>> Start INPUT DATA

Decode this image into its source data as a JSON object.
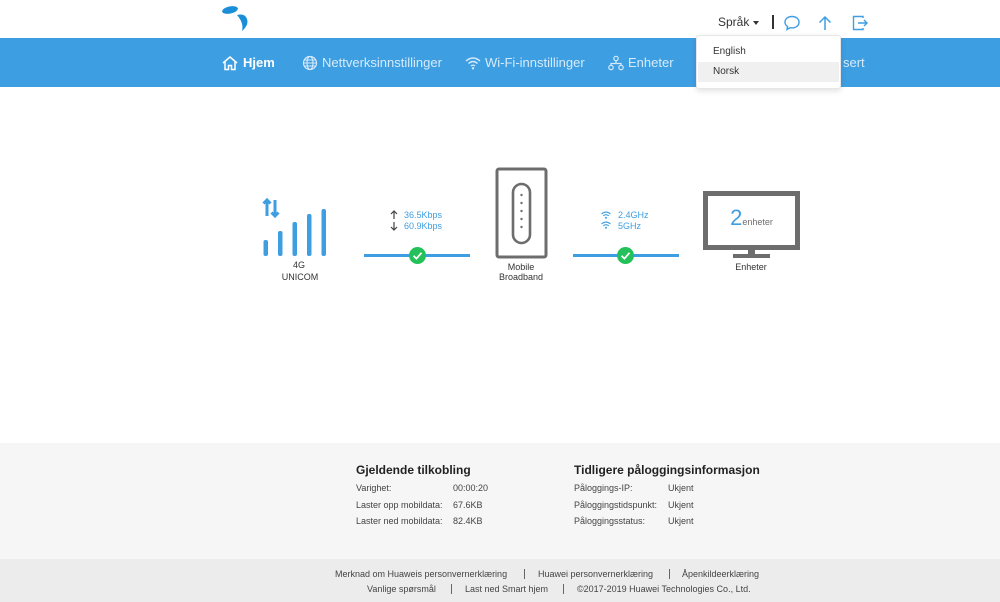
{
  "header": {
    "language_label": "Språk",
    "colors": {
      "brand": "#3e9ee2",
      "logo": "#1a8fd8"
    }
  },
  "nav": {
    "items": [
      {
        "label": "Hjem",
        "icon": "home-icon",
        "active": true
      },
      {
        "label": "Nettverksinnstillinger",
        "icon": "globe-icon"
      },
      {
        "label": "Wi-Fi-innstillinger",
        "icon": "wifi-icon"
      },
      {
        "label": "Enheter",
        "icon": "devices-icon"
      },
      {
        "label": "sert"
      }
    ]
  },
  "language_menu": {
    "options": [
      "English",
      "Norsk"
    ],
    "hovered": "Norsk"
  },
  "diagram": {
    "network": {
      "type": "4G",
      "operator": "UNICOM"
    },
    "speed": {
      "up": "36.5Kbps",
      "down": "60.9Kbps"
    },
    "router": {
      "line1": "Mobile",
      "line2": "Broadband"
    },
    "wifi": {
      "band1": "2.4GHz",
      "band2": "5GHz"
    },
    "devices": {
      "count": "2",
      "unit": "enheter",
      "label": "Enheter"
    },
    "status_color": "#24c05a"
  },
  "current_connection": {
    "title": "Gjeldende tilkobling",
    "rows": [
      {
        "key": "Varighet:",
        "value": "00:00:20"
      },
      {
        "key": "Laster opp mobildata:",
        "value": "67.6KB"
      },
      {
        "key": "Laster ned mobildata:",
        "value": "82.4KB"
      }
    ]
  },
  "previous_login": {
    "title": "Tidligere påloggingsinformasjon",
    "rows": [
      {
        "key": "Påloggings-IP:",
        "value": "Ukjent"
      },
      {
        "key": "Påloggingstidspunkt:",
        "value": "Ukjent"
      },
      {
        "key": "Påloggingsstatus:",
        "value": "Ukjent"
      }
    ]
  },
  "footer": {
    "row1": [
      "Merknad om Huaweis personvernerklæring",
      "Huawei personvernerklæring",
      "Åpenkildeerklæring"
    ],
    "row2": [
      "Vanlige spørsmål",
      "Last ned Smart hjem",
      "©2017-2019 Huawei Technologies Co., Ltd."
    ]
  }
}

>> End INPUT DATA

### EXERCISE OBJECTIVE
Transcribe the complete set of entries verbatim. No pictures belong in the copy.

### WRITTEN ANSWER
Decode this image into its source data as a JSON object.
{
  "header": {
    "language_label": "Språk",
    "colors": {
      "brand": "#3e9ee2",
      "logo": "#1a8fd8"
    }
  },
  "nav": {
    "items": [
      {
        "label": "Hjem",
        "icon": "home-icon",
        "active": true
      },
      {
        "label": "Nettverksinnstillinger",
        "icon": "globe-icon"
      },
      {
        "label": "Wi-Fi-innstillinger",
        "icon": "wifi-icon"
      },
      {
        "label": "Enheter",
        "icon": "devices-icon"
      },
      {
        "label": "sert"
      }
    ]
  },
  "language_menu": {
    "options": [
      "English",
      "Norsk"
    ],
    "hovered": "Norsk"
  },
  "diagram": {
    "network": {
      "type": "4G",
      "operator": "UNICOM"
    },
    "speed": {
      "up": "36.5Kbps",
      "down": "60.9Kbps"
    },
    "router": {
      "line1": "Mobile",
      "line2": "Broadband"
    },
    "wifi": {
      "band1": "2.4GHz",
      "band2": "5GHz"
    },
    "devices": {
      "count": "2",
      "unit": "enheter",
      "label": "Enheter"
    },
    "status_color": "#24c05a"
  },
  "current_connection": {
    "title": "Gjeldende tilkobling",
    "rows": [
      {
        "key": "Varighet:",
        "value": "00:00:20"
      },
      {
        "key": "Laster opp mobildata:",
        "value": "67.6KB"
      },
      {
        "key": "Laster ned mobildata:",
        "value": "82.4KB"
      }
    ]
  },
  "previous_login": {
    "title": "Tidligere påloggingsinformasjon",
    "rows": [
      {
        "key": "Påloggings-IP:",
        "value": "Ukjent"
      },
      {
        "key": "Påloggingstidspunkt:",
        "value": "Ukjent"
      },
      {
        "key": "Påloggingsstatus:",
        "value": "Ukjent"
      }
    ]
  },
  "footer": {
    "row1": [
      "Merknad om Huaweis personvernerklæring",
      "Huawei personvernerklæring",
      "Åpenkildeerklæring"
    ],
    "row2": [
      "Vanlige spørsmål",
      "Last ned Smart hjem",
      "©2017-2019 Huawei Technologies Co., Ltd."
    ]
  }
}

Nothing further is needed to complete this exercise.